- _Your task_
Each record below should be output verbatim, without pictures.

=======

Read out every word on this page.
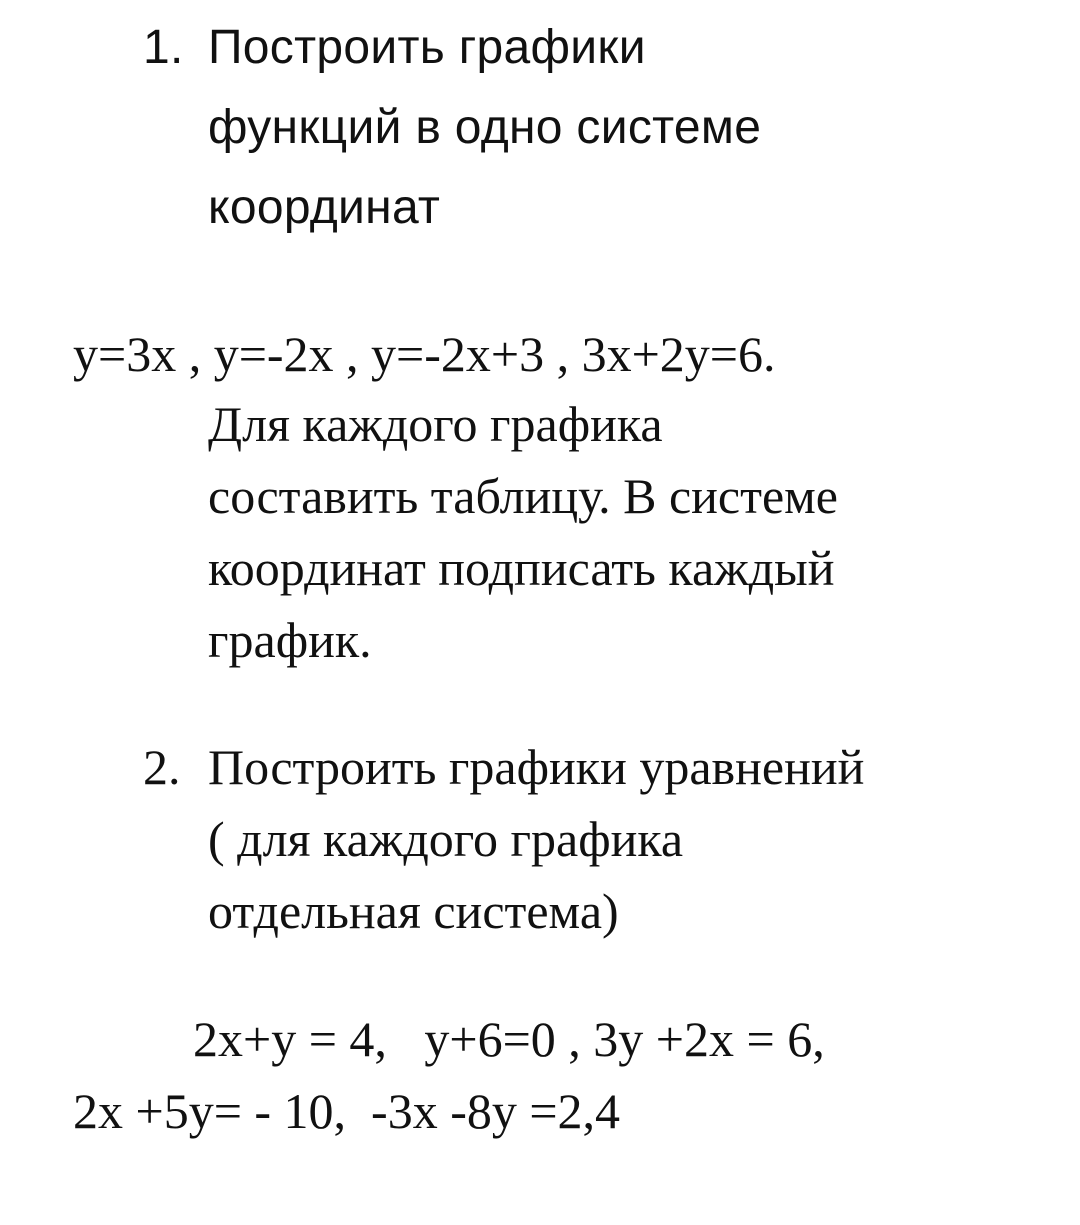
1. Построить графики
функций в одно системе
координат
y=3x , y=-2x , y=-2x+3 , 3x+2y=6.
Для каждого графика
составить таблицу. В системе
координат подписать каждый
график.
2. Построить графики уравнений
( для каждого графика
отдельная система)
2x+y = 4,   y+6=0 , 3y +2x = 6,
2x +5y= - 10,  -3x -8y =2,4
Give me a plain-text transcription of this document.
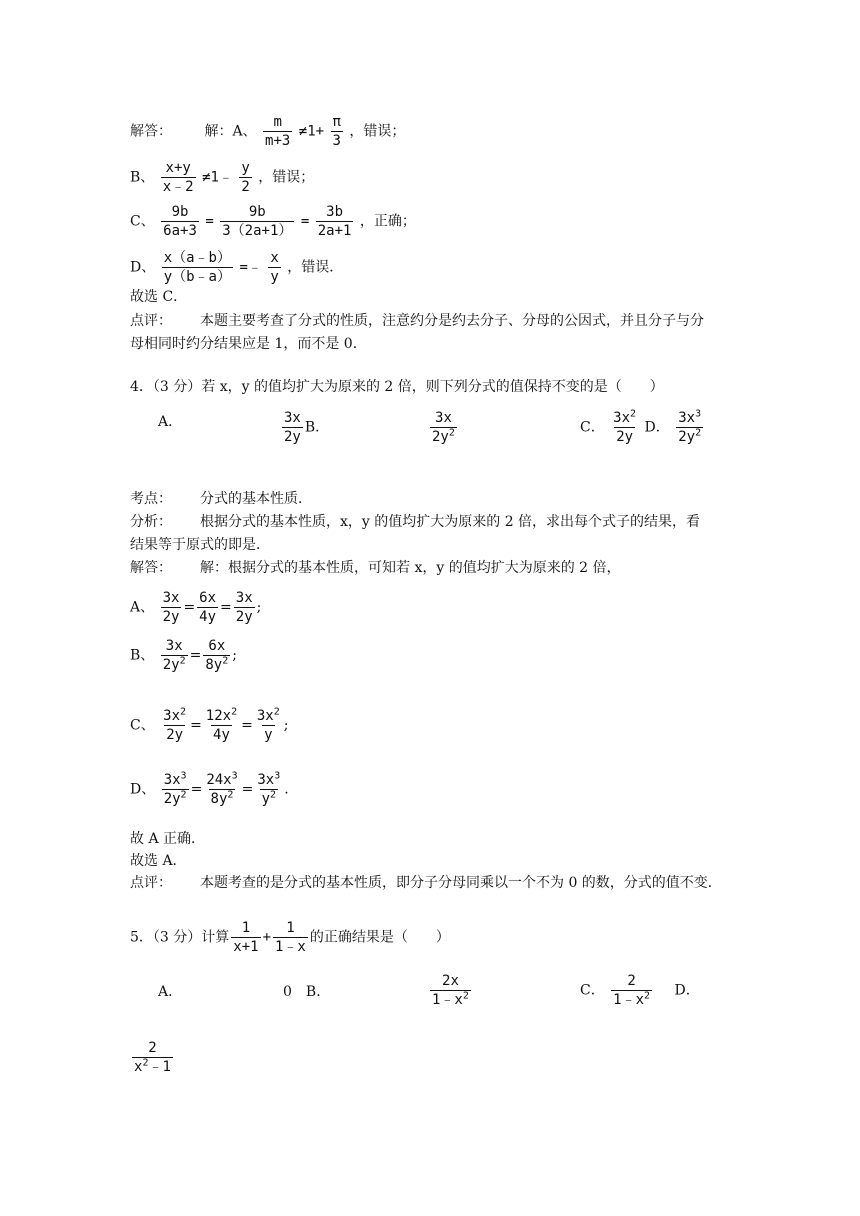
解答： 解：A、 $\frac{m}{m+3} \ne 1+ \frac{\pi}{3}$ ，错误；
B、 $\frac{x+y}{x﹣2}$ ≠1﹣ $\frac{y}{2}$ ，错误；
C、 $\frac{9b}{6a+3} = \frac{9b}{3(2a+1)} = \frac{3b}{2a+1}$ ，正确；
D、 $\frac{x(a﹣b)}{y(b﹣a)}$ =﹣ $\frac{x}{y}$ ，错误．
故选 C．
点评： 本题主要考查了分式的性质，注意约分是约去分子、分母的公因式，并且分子与分
母相同时约分结果应是 1，而不是 0．
4．（3 分）若 x，y 的值均扩大为原来的 2 倍，则下列分式的值保持不变的是（　　）
A．	$\frac{3x}{2y}$ B．	$\frac{3x}{2y^2}$	C． $\frac{3x^2}{2y}$ D． $\frac{3x^3}{2y^2}$
考点： 分式的基本性质．
分析： 根据分式的基本性质，x，y 的值均扩大为原来的 2 倍，求出每个式子的结果，看
结果等于原式的即是．
解答： 解：根据分式的基本性质，可知若 x，y 的值均扩大为原来的 2 倍，
A、 $\frac{3x}{2y} = \frac{6x}{4y} = \frac{3x}{2y}$ ;
B、 $\frac{3x}{2y^2} = \frac{6x}{8y^2}$ ;
C、 $\frac{3x^2}{2y} = \frac{12x^2}{4y} = \frac{3x^2}{y}$ ;
D、 $\frac{3x^3}{2y^2} = \frac{24x^3}{8y^2} = \frac{3x^3}{y^2}$ .
故 A 正确．
故选 A．
点评： 本题考查的是分式的基本性质，即分子分母同乘以一个不为 0 的数，分式的值不变．
5．（3 分）计算 $\frac{1}{x+1} + \frac{1}{1﹣x}$ 的正确结果是（　　）
A．	0 B．	$\frac{2x}{1﹣x^2}$	C． $\frac{2}{1﹣x^2}$ D．
$\frac{2}{x^2﹣1}$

=======

- _Answer to the problem_
Read out every word on this page.
1. Построить графики
функций в одно системе
координат
y=3x , y=-2x , y=-2x+3 , 3x+2y=6.
Для каждого графика
составить таблицу. В системе
координат подписать каждый
график.
2. Построить графики уравнений
( для каждого графика
отдельная система)
2x+y = 4,   y+6=0 , 3y +2x = 6,
2x +5y= - 10,  -3x -8y =2,4
Give me a plain-text transcription of this document.
解答： 解：A、 $\frac{m}{m+3} \ne 1+ \frac{\pi}{3}$ ，错误；
B、 $\frac{x+y}{x﹣2}$ ≠1﹣ $\frac{y}{2}$ ，错误；
C、 $\frac{9b}{6a+3} = \frac{9b}{3(2a+1)} = \frac{3b}{2a+1}$ ，正确；
D、 $\frac{x(a﹣b)}{y(b﹣a)}$ =﹣ $\frac{x}{y}$ ，错误．
故选 C．
点评： 本题主要考查了分式的性质，注意约分是约去分子、分母的公因式，并且分子与分
母相同时约分结果应是 1，而不是 0．
4．（3 分）若 x，y 的值均扩大为原来的 2 倍，则下列分式的值保持不变的是（　　）
A．	$\frac{3x}{2y}$ B．	$\frac{3x}{2y^2}$	C． $\frac{3x^2}{2y}$ D． $\frac{3x^3}{2y^2}$
考点： 分式的基本性质．
分析： 根据分式的基本性质，x，y 的值均扩大为原来的 2 倍，求出每个式子的结果，看
结果等于原式的即是．
解答： 解：根据分式的基本性质，可知若 x，y 的值均扩大为原来的 2 倍，
A、 $\frac{3x}{2y} = \frac{6x}{4y} = \frac{3x}{2y}$ ;
B、 $\frac{3x}{2y^2} = \frac{6x}{8y^2}$ ;
C、 $\frac{3x^2}{2y} = \frac{12x^2}{4y} = \frac{3x^2}{y}$ ;
D、 $\frac{3x^3}{2y^2} = \frac{24x^3}{8y^2} = \frac{3x^3}{y^2}$ .
故 A 正确．
故选 A．
点评： 本题考查的是分式的基本性质，即分子分母同乘以一个不为 0 的数，分式的值不变．
5．（3 分）计算 $\frac{1}{x+1} + \frac{1}{1﹣x}$ 的正确结果是（　　）
A．	0 B．	$\frac{2x}{1﹣x^2}$	C． $\frac{2}{1﹣x^2}$ D．
$\frac{2}{x^2﹣1}$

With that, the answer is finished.